**STATED TASK**
Render this sentence from the MySQL bug thread in Spanish: "The open-connection is automatically closed due to wait_timeout."

I experienced the same error (i.e. Got an error writing communication packets, Error_code: 1160) with MySQL 5.6.16 x64 (which is a later version than what you said has the bug fix) when executing stored procedures and functions from the command line or from running a .bat files. The SP selects data from a federated table and I suspect that my temporary nightly export/dump of the database is failing for the same reason. I plan to attach to this bug all the related files right after I post this comment. Can you please reopen this bug and fix it? Thanks!
[4 Apr 2014 22:26]
Douglas Chadwick Jr.
Attachment with more info on our bug has been attached for the developers to see. Thanks!
[4 Apr 2014 22:29]
Douglas Chadwick Jr.
For my bug, MysqlServer is installed on Windows 2008 R2
[4 Apr 2014 22:37]
Douglas Chadwick Jr.
The workaround it try running it multiple times first from double clicking the bat and second from the command line (as shown in the screenshot above by “cd” to the directory in cmd and then running the .bat file there). Then it started working every time for that minute. But then fails again intermittently if you try a week later.
[16 May 2014 11:32]
AmirBehzad Eslami
We have the same issue in our multi-master setup on MySQL Ver 5.6.17 for Linux on x86_64. When the federated engine is queried for the first time, it fetches the rows without a problem. But if we kill the open connection on the remote server, and query the the federated table again, mysql says: ERROR 1158 (08S01): Got an error reading communication packets Shouldn't it re-establish the connection and query the table, instead of just throwing the error? The open-connection is automatically closed due to wait_timeout.

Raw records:
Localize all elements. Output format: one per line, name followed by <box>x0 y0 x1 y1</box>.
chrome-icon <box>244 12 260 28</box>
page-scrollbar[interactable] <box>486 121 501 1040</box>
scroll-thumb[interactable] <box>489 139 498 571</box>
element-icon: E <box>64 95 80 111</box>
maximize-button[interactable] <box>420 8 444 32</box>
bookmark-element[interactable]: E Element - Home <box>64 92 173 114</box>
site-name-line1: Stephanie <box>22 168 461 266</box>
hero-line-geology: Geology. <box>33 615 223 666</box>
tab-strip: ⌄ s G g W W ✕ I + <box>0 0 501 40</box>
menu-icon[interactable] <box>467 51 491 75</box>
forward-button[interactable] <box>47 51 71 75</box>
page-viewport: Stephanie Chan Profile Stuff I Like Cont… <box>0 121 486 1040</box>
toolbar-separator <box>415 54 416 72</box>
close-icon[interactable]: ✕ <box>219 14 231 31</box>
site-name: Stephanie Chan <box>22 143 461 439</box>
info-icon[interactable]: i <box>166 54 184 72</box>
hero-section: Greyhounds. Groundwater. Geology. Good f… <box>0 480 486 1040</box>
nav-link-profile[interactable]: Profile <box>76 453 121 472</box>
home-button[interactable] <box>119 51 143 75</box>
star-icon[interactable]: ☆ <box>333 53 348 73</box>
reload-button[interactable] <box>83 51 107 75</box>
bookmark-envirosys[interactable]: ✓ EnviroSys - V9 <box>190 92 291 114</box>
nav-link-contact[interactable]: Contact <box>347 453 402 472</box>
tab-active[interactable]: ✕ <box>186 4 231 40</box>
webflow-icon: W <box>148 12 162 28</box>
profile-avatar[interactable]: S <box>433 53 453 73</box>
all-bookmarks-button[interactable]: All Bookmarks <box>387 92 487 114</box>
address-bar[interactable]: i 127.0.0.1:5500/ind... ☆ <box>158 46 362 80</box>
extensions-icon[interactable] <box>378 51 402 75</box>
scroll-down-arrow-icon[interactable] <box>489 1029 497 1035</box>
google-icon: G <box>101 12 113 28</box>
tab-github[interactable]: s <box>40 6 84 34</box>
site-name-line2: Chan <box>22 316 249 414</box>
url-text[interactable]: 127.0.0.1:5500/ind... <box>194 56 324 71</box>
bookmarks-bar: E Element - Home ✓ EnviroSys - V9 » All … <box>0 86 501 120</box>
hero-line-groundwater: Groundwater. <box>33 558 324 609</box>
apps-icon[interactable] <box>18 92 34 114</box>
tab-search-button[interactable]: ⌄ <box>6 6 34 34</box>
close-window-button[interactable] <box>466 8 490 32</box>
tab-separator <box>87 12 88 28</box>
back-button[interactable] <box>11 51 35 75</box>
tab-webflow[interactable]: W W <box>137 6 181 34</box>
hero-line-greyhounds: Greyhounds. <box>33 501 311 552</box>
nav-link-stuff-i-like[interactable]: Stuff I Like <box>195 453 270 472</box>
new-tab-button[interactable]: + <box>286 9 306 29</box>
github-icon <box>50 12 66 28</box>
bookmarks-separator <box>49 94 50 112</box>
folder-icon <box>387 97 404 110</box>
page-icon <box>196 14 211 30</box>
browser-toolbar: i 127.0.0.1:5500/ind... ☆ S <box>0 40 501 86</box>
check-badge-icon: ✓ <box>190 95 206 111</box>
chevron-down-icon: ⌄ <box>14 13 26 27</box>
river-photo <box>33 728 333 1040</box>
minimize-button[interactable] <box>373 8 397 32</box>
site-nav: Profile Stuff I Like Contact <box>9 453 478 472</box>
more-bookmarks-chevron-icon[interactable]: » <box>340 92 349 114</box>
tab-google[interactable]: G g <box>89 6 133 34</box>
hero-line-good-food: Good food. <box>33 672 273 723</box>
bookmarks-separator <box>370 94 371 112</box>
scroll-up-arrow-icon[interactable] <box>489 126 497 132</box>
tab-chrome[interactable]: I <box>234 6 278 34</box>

**EXPECTED ANSWER**
La conexión abierta se cierra automáticamente debido a wait_timeout.